Data under study section start

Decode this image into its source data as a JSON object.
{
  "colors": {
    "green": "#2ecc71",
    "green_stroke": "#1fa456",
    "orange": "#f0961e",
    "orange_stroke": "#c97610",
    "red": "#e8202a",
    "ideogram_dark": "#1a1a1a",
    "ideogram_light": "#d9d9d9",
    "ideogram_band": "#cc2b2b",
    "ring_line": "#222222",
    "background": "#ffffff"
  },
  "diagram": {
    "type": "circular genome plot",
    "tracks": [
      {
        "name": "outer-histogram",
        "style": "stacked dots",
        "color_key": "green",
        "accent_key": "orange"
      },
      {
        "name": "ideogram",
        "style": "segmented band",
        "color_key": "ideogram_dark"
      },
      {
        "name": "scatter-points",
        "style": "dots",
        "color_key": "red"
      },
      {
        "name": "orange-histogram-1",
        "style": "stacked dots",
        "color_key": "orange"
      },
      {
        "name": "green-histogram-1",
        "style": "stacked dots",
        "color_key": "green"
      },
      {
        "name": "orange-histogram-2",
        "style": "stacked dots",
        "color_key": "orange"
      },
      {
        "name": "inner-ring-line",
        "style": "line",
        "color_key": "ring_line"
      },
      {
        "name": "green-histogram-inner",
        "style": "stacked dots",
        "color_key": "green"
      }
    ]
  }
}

Data under study section end

Exercise description: Show all lines in the entries above where the string "inner" appears.

Completed task:
        "name": "inner-ring-line",
        "name": "green-histogram-inner",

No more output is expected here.